[To do]:
Reproduce the listing below character for character; drop every image.

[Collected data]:
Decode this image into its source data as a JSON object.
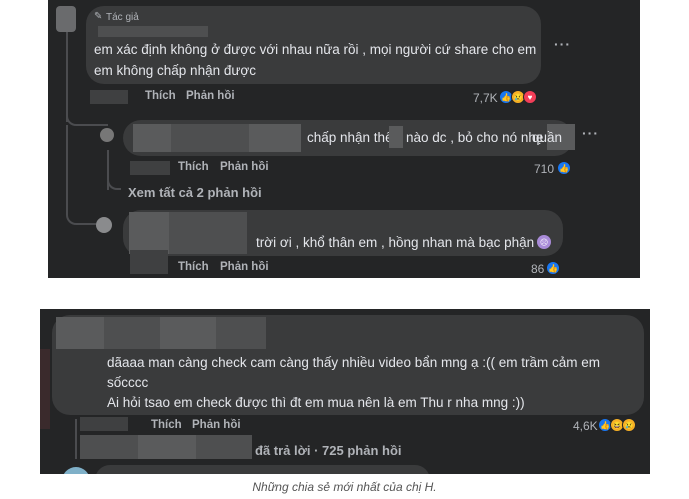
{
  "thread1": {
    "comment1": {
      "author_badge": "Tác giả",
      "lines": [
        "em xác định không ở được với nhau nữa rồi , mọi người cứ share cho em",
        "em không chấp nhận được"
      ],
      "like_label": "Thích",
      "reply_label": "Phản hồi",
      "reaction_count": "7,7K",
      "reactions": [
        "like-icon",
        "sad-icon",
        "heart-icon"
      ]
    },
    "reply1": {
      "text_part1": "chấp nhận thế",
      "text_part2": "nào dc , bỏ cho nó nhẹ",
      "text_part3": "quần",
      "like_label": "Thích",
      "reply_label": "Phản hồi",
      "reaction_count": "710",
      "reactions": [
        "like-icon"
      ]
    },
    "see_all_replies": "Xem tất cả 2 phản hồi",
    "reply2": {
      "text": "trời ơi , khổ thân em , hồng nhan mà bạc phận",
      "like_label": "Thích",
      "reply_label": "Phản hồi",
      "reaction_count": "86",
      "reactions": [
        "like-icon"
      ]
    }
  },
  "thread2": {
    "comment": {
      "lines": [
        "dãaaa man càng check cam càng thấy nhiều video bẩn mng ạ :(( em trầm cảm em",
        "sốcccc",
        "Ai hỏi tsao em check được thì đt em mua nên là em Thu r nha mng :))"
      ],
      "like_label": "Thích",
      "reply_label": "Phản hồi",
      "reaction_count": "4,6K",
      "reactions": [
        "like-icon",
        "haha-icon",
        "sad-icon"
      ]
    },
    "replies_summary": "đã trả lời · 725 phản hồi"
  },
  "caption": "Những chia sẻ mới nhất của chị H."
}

[Response]:
Decode this image into its source data as a JSON object.
{
  "thread1": {
    "comment1": {
      "author_badge": "Tác giả",
      "lines": [
        "em xác định không ở được với nhau nữa rồi , mọi người cứ share cho em",
        "em không chấp nhận được"
      ],
      "like_label": "Thích",
      "reply_label": "Phản hồi",
      "reaction_count": "7,7K",
      "reactions": [
        "like-icon",
        "sad-icon",
        "heart-icon"
      ]
    },
    "reply1": {
      "text_part1": "chấp nhận thế",
      "text_part2": "nào dc , bỏ cho nó nhẹ",
      "text_part3": "quần",
      "like_label": "Thích",
      "reply_label": "Phản hồi",
      "reaction_count": "710",
      "reactions": [
        "like-icon"
      ]
    },
    "see_all_replies": "Xem tất cả 2 phản hồi",
    "reply2": {
      "text": "trời ơi , khổ thân em , hồng nhan mà bạc phận",
      "like_label": "Thích",
      "reply_label": "Phản hồi",
      "reaction_count": "86",
      "reactions": [
        "like-icon"
      ]
    }
  },
  "thread2": {
    "comment": {
      "lines": [
        "dãaaa man càng check cam càng thấy nhiều video bẩn mng ạ :(( em trầm cảm em",
        "sốcccc",
        "Ai hỏi tsao em check được thì đt em mua nên là em Thu r nha mng :))"
      ],
      "like_label": "Thích",
      "reply_label": "Phản hồi",
      "reaction_count": "4,6K",
      "reactions": [
        "like-icon",
        "haha-icon",
        "sad-icon"
      ]
    },
    "replies_summary": "đã trả lời · 725 phản hồi"
  },
  "caption": "Những chia sẻ mới nhất của chị H."
}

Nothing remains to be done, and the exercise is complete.